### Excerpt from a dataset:

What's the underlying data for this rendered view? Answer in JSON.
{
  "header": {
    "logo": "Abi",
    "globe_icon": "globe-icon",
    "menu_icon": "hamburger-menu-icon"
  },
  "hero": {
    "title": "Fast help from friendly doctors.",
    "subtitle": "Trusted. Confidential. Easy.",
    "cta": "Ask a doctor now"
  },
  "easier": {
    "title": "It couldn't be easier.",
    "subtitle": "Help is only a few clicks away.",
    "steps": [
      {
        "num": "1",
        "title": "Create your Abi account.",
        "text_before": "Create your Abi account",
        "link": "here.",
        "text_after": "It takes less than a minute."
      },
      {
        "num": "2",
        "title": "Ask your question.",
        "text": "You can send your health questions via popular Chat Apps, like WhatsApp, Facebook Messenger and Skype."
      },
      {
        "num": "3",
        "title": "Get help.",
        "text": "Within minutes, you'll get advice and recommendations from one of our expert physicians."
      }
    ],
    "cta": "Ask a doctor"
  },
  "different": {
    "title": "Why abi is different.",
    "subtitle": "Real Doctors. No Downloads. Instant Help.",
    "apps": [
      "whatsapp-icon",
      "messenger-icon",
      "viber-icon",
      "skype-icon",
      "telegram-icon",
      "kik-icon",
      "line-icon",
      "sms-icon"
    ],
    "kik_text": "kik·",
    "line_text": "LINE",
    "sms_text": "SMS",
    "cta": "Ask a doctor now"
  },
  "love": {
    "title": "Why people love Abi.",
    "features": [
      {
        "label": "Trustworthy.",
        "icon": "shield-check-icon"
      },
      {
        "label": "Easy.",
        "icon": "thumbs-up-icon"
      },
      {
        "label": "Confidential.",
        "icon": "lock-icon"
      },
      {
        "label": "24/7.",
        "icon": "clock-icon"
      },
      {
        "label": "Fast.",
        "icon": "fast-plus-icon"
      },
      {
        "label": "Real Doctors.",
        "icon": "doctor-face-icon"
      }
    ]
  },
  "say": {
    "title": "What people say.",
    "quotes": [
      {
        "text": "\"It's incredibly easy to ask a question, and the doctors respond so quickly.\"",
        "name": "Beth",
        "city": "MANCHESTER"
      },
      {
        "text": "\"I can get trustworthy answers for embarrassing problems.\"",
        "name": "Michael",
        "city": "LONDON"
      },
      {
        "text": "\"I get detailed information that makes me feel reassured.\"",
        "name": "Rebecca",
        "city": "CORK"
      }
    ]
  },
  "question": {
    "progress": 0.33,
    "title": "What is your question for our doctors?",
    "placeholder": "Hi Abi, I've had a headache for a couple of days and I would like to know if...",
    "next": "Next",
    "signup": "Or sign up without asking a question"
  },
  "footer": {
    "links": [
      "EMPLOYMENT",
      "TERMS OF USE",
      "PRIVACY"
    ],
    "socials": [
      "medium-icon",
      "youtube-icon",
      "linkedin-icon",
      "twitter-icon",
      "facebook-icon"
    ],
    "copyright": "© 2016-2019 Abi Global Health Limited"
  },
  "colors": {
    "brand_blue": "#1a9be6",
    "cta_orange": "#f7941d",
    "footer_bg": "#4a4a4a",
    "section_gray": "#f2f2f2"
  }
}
==
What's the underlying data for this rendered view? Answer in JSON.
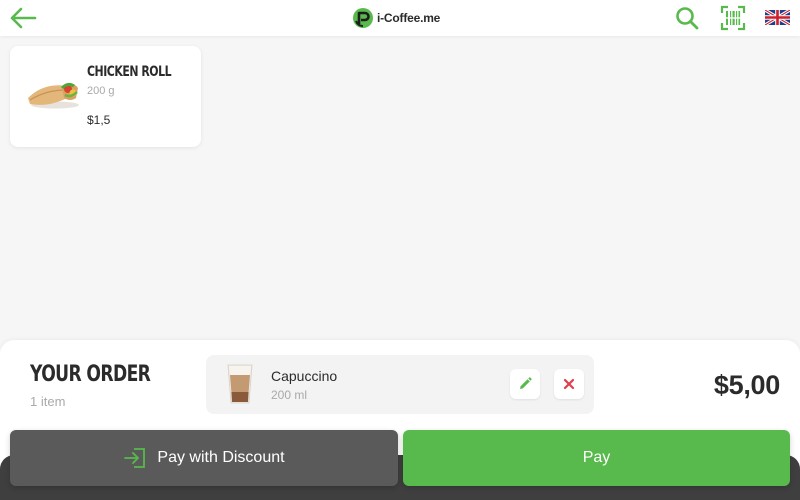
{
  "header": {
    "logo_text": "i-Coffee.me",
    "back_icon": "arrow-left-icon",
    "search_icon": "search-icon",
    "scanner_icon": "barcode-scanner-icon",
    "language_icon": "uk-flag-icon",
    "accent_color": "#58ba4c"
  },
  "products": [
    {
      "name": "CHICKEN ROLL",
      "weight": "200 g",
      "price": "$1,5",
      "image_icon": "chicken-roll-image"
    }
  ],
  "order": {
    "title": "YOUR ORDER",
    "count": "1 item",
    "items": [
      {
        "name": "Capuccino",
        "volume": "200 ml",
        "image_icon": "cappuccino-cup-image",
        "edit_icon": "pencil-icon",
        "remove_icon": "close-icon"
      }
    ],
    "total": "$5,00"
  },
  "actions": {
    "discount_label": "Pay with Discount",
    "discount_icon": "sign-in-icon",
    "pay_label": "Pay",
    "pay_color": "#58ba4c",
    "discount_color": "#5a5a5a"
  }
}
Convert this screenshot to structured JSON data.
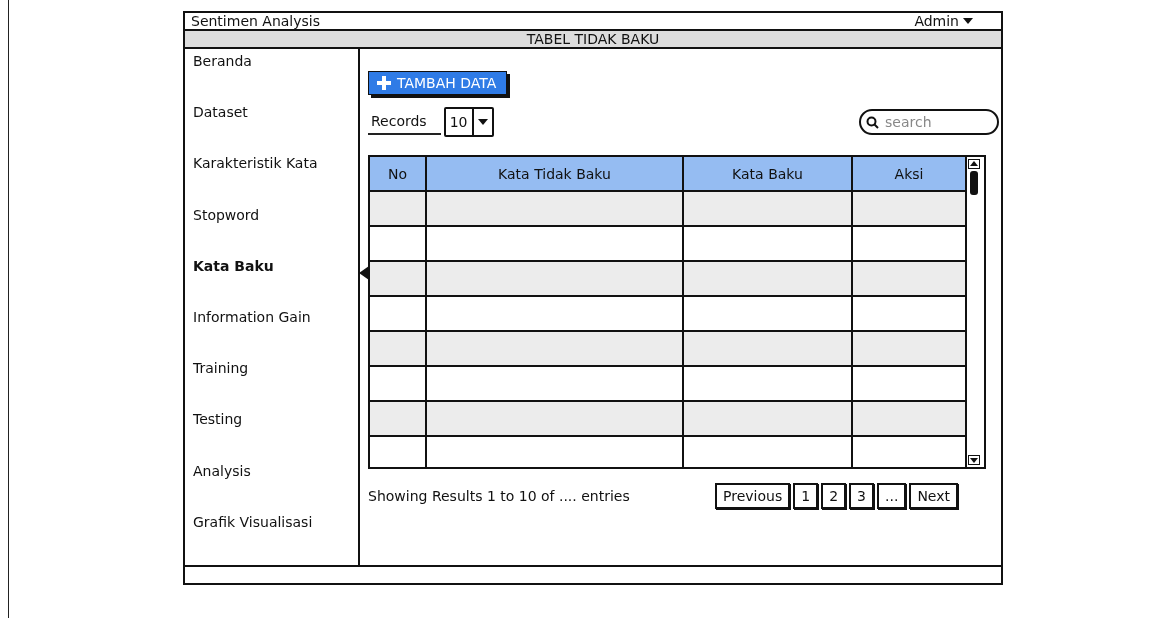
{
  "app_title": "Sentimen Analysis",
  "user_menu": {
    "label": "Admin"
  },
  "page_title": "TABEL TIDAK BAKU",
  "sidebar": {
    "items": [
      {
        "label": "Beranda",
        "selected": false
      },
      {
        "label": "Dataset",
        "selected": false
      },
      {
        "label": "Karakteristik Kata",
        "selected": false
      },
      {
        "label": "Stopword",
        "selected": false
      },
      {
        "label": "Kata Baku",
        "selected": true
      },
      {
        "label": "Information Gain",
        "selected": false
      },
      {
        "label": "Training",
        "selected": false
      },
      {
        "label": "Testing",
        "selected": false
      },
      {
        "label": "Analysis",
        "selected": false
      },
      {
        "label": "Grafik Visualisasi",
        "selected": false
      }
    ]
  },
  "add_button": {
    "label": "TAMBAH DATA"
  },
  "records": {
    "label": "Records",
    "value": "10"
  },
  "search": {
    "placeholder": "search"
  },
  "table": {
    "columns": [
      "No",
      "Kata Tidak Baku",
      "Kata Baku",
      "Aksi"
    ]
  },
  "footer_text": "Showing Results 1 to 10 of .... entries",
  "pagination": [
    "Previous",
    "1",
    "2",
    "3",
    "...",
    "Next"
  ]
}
---
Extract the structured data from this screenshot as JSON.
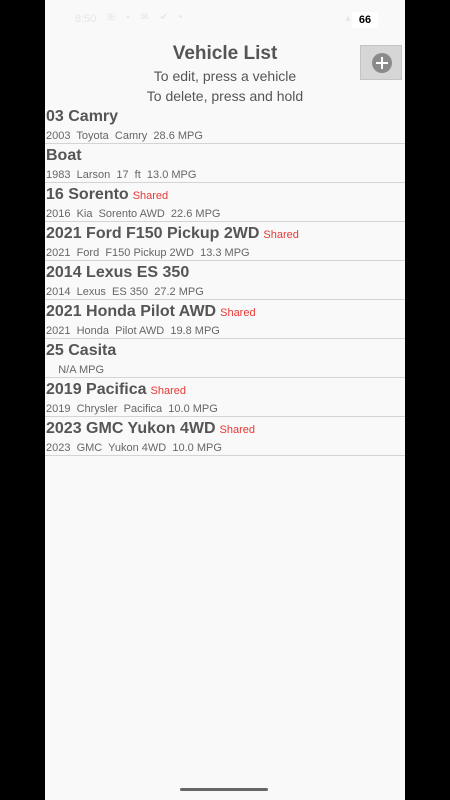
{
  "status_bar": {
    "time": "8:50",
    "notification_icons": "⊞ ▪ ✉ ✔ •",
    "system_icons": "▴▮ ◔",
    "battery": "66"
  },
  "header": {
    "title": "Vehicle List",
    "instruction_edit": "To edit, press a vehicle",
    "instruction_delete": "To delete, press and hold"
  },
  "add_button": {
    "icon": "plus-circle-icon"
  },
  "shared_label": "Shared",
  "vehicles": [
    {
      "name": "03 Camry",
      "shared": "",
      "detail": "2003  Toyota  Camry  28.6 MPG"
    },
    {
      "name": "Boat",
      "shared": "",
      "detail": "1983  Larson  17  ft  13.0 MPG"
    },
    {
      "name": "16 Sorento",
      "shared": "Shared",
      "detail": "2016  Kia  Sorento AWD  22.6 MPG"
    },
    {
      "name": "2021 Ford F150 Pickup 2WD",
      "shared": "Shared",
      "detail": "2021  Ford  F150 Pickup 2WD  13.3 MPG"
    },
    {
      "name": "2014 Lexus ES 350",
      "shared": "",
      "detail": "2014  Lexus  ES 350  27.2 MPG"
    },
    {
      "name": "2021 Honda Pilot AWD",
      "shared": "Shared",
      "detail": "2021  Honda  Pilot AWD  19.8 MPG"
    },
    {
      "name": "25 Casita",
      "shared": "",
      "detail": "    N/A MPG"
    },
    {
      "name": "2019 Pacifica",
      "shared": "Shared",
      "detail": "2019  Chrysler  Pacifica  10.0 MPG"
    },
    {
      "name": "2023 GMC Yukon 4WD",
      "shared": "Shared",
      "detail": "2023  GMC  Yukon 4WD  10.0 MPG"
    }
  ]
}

### TASK DIRECTIONS:
Which lines in the records above contain the string "JSON"? Copy each one.

### FINISHED EXERCISE:
What's the underlying data for this rendered view? Answer in JSON.
What's the underlying data for this rendered view? Answer in JSON.
Convert this screenshot to structured JSON data.
Extract the structured data from this screenshot as JSON.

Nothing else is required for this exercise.